[BEGIN RECORDS]
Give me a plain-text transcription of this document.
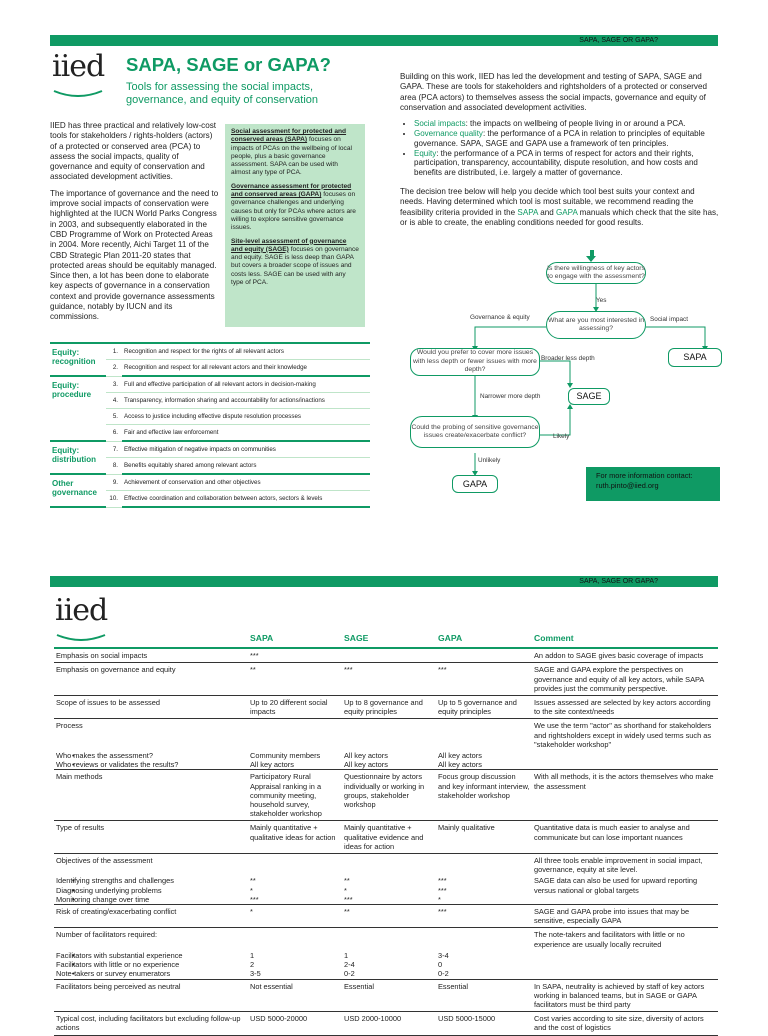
SAPA, SAGE OR GAPA?
iied SAPA, SAGE or GAPA?
Tools for assessing the social impacts, governance, and equity of conservation

IIED has three practical and relatively low-cost tools for stakeholders / rights-holders (actors) of a protected or conserved area (PCA) to assess the social impacts, quality of governance and equity of conservation and associated development activities.

The importance of governance and the need to improve social impacts of conservation were highlighted at the IUCN World Parks Congress in 2003, and subsequently elaborated in the CBD Programme of Work on Protected Areas in 2004. More recently, Aichi Target 11 of the CBD Strategic Plan 2011-20 states that protected areas should be equitably managed. Since then, a lot has been done to elaborate key aspects of governance in a conservation context and provide governance assessments guidance, notably by IUCN and its commissions.

Social assessment for protected and conserved areas (SAPA) focuses on impacts of PCAs on the wellbeing of local people, plus a basic governance assessment. SAPA can be used with almost any type of PCA.

Governance assessment for protected and conserved areas (GAPA) focuses on governance challenges and underlying causes but only for PCAs where actors are willing to explore sensitive governance issues.

Site-level assessment of governance and equity (SAGE) focuses on governance and equity. SAGE is less deep than GAPA but covers a broader scope of issues and costs less. SAGE can be used with any type of PCA.

Equity: recognition	1.	Recognition and respect for the rights of all relevant actors
	2.	Recognition and respect for all relevant actors and their knowledge
Equity: procedure	3.	Full and effective participation of all relevant actors in decision-making
	4.	Transparency, information sharing and accountability for actions/inactions
	5.	Access to justice including effective dispute resolution processes
	6.	Fair and effective law enforcement
Equity: distribution	7.	Effective mitigation of negative impacts on communities
	8.	Benefits equitably shared among relevant actors
Other governance	9.	Achievement of conservation and other objectives
	10.	Effective coordination and collaboration between actors, sectors & levels

Building on this work, IIED has led the development and testing of SAPA, SAGE and GAPA. These are tools for stakeholders and rightsholders of a protected or conserved area (PCA actors) to themselves assess the social impacts, governance and equity of conservation and associated development activities.

• Social impacts: the impacts on wellbeing of people living in or around a PCA.
• Governance quality: the performance of a PCA in relation to principles of equitable governance. SAPA, SAGE and GAPA use a framework of ten principles.
• Equity: the performance of a PCA in terms of respect for actors and their rights, participation, transparency, accountability, dispute resolution, and how costs and benefits are distributed, i.e. largely a matter of governance.

The decision tree below will help you decide which tool best suits your context and needs. Having determined which tool is most suitable, we recommend reading the feasibility criteria provided in the SAPA and GAPA manuals which check that the site has, or is able to create, the enabling conditions needed for good results.

Is there willingness of key actors to engage with the assessment?
Yes
What are you most interested in assessing?
Governance & equity	Social impact
SAPA
Would you prefer to cover more issues with less depth or fewer issues with more depth?
Broader less depth
SAGE
Narrower more depth
Could the probing of sensitive governance issues create/exacerbate conflict?	Likely
Unlikely
GAPA
For more information contact:
ruth.pinto@iied.org
SAPA, SAGE OR GAPA?
iied
	SAPA	SAGE	GAPA	Comment
Emphasis on social impacts	***			An addon to SAGE gives basic coverage of impacts
Emphasis on governance and equity	**	***	***	SAGE and GAPA explore the perspectives on governance and equity of all key actors, while SAPA provides just the community perspective.
Scope of issues to be assessed	Up to 20 different social impacts	Up to 8 governance and equity principles	Up to 5 governance and equity principles	Issues assessed are selected by key actors according to the site context/needs
Process				We use the term "actor" as shorthand for stakeholders and rightsholders except in widely used terms such as "stakeholder workshop"
• Who makes the assessment?	Community members	All key actors	All key actors	
• Who reviews or validates the results?	All key actors	All key actors	All key actors	
Main methods	Participatory Rural Appraisal ranking in a community meeting, household survey, stakeholder workshop	Questionnaire by actors individually or working in groups, stakeholder workshop	Focus group discussion and key informant interview, stakeholder workshop	With all methods, it is the actors themselves who make the assessment
Type of results	Mainly quantitative + qualitative ideas for action	Mainly quantitative + qualitative evidence and ideas for action	Mainly qualitative	Quantitative data is much easier to analyse and communicate but can lose important nuances
Objectives of the assessment				All three tools enable improvement in social impact, governance, equity at site level.
• Identifying strengths and challenges	**	**	***	SAGE data can also be used for upward reporting
• Diagnosing underlying problems	*	*	***	versus national or global targets
• Monitoring change over time	***	***	*	
Risk of creating/exacerbating conflict	*	**	***	SAGE and GAPA probe into issues that may be sensitive, especially GAPA
Number of facilitators required:				The note-takers and facilitators with little or no experience are usually locally recruited
• Facilitators with substantial experience	1	1	3-4	
• Facilitators with little or no experience	2	2-4	0	
• Note-takers or survey enumerators	3-5	0-2	0-2	
Facilitators being perceived as neutral	Not essential	Essential	Essential	In SAPA, neutrality is achieved by staff of key actors working in balanced teams, but in SAGE or GAPA facilitators must be third party
Typical cost, including facilitators but excluding follow-up actions	USD 5000-20000	USD 2000-10000	USD 5000-15000	Cost varies according to site size, diversity of actors and the cost of logistics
[END RECORDS]
• THE PROBLEM:
Gather all lines of the records that include the word "according".

• ANSWER FOR THIS EXERCISE:
Scope of issues to be assessed	Up to 20 different social impacts	Up to 8 governance and equity principles	Up to 5 governance and equity principles	Issues assessed are selected by key actors according to the site context/needs
Typical cost, including facilitators but excluding follow-up actions	USD 5000-20000	USD 2000-10000	USD 5000-15000	Cost varies according to site size, diversity of actors and the cost of logistics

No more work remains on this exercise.